▶ [Data for the task]:
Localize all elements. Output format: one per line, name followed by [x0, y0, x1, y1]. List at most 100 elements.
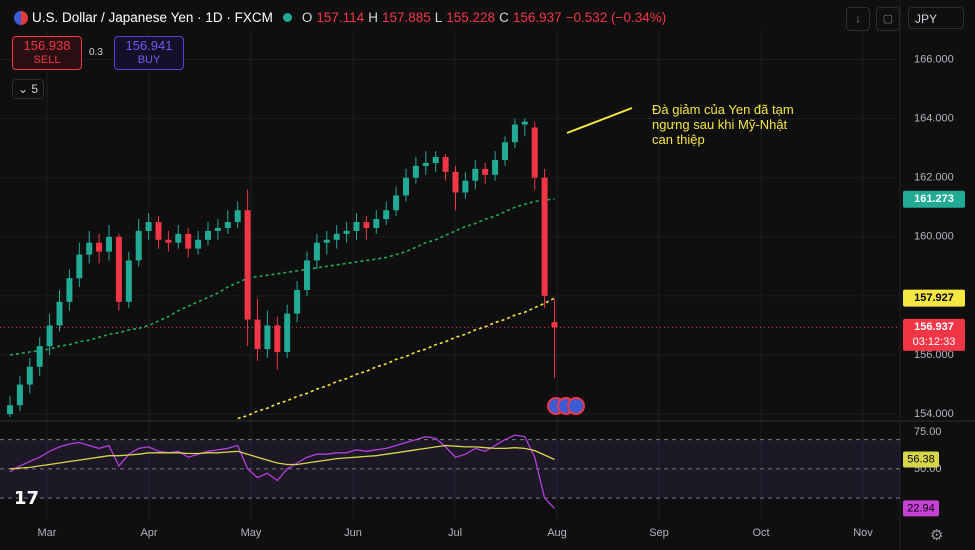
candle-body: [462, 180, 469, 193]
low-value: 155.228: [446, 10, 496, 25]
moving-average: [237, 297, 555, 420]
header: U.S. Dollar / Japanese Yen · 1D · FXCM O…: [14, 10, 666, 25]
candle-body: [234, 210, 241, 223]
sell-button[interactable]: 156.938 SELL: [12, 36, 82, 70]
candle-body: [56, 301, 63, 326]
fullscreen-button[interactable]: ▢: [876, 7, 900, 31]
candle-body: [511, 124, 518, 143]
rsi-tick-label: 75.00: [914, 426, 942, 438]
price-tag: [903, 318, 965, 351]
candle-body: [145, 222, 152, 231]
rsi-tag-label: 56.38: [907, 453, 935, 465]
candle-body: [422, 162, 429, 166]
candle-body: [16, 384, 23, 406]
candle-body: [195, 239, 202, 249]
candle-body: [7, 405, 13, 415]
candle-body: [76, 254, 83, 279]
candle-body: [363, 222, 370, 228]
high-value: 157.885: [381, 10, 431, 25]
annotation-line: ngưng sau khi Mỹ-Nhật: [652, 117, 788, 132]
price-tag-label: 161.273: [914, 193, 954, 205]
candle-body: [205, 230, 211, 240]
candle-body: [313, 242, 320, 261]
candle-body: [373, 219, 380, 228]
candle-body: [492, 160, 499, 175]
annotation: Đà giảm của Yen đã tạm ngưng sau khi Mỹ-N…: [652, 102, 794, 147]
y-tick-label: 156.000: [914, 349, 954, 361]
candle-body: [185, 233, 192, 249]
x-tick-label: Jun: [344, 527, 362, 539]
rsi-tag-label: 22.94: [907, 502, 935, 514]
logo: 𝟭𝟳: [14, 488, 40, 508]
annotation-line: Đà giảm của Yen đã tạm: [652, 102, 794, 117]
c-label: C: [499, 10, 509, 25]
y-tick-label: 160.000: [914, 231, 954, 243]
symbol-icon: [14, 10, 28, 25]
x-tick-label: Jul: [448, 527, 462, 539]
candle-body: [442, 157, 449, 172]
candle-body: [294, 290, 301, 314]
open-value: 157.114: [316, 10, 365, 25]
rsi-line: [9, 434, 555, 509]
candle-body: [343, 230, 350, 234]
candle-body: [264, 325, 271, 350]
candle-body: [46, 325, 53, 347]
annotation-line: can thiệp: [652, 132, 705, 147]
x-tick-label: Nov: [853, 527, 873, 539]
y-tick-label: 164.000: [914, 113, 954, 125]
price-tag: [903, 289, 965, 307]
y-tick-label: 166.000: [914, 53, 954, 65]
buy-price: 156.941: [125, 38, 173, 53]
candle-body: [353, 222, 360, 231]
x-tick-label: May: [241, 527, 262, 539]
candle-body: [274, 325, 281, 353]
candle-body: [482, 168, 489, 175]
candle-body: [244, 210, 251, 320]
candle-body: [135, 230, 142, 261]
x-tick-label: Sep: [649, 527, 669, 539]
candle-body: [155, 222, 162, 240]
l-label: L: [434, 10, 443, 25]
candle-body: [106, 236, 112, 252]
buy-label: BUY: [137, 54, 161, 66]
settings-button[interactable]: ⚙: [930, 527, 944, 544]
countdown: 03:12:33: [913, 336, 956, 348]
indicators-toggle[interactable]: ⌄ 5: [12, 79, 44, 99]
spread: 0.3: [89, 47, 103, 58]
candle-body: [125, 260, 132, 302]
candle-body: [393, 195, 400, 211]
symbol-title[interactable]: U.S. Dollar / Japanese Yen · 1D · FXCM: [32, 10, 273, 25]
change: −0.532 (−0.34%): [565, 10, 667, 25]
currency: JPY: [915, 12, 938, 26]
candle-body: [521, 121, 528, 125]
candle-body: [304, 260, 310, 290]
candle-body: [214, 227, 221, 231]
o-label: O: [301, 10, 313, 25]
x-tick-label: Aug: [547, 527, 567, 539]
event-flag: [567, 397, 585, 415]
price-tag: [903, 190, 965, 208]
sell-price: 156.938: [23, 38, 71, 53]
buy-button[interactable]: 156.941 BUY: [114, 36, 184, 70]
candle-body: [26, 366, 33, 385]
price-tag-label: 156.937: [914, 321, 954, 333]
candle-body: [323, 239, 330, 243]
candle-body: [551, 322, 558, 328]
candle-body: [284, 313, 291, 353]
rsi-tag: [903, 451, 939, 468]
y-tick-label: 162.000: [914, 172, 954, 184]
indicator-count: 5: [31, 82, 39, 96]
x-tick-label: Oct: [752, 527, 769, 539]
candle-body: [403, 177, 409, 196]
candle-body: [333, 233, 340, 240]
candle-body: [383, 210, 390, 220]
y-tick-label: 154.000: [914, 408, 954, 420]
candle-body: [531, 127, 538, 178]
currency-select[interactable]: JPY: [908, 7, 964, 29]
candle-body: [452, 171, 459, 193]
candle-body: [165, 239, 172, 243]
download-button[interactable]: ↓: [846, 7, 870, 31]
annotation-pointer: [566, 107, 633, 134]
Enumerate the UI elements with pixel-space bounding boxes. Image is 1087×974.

▶ [The request]: Copy the items word for word, from the line with "candle-body: [462, 180, 469, 193]" to the line with "candle-body: [56, 301, 63, 326]", including both of those lines.

▶ [The reply]:
candle-body: [462, 180, 469, 193]
low-value: 155.228: [446, 10, 496, 25]
moving-average: [237, 297, 555, 420]
header: U.S. Dollar / Japanese Yen · 1D · FXCM O…: [14, 10, 666, 25]
candle-body: [234, 210, 241, 223]
sell-button[interactable]: 156.938 SELL: [12, 36, 82, 70]
candle-body: [56, 301, 63, 326]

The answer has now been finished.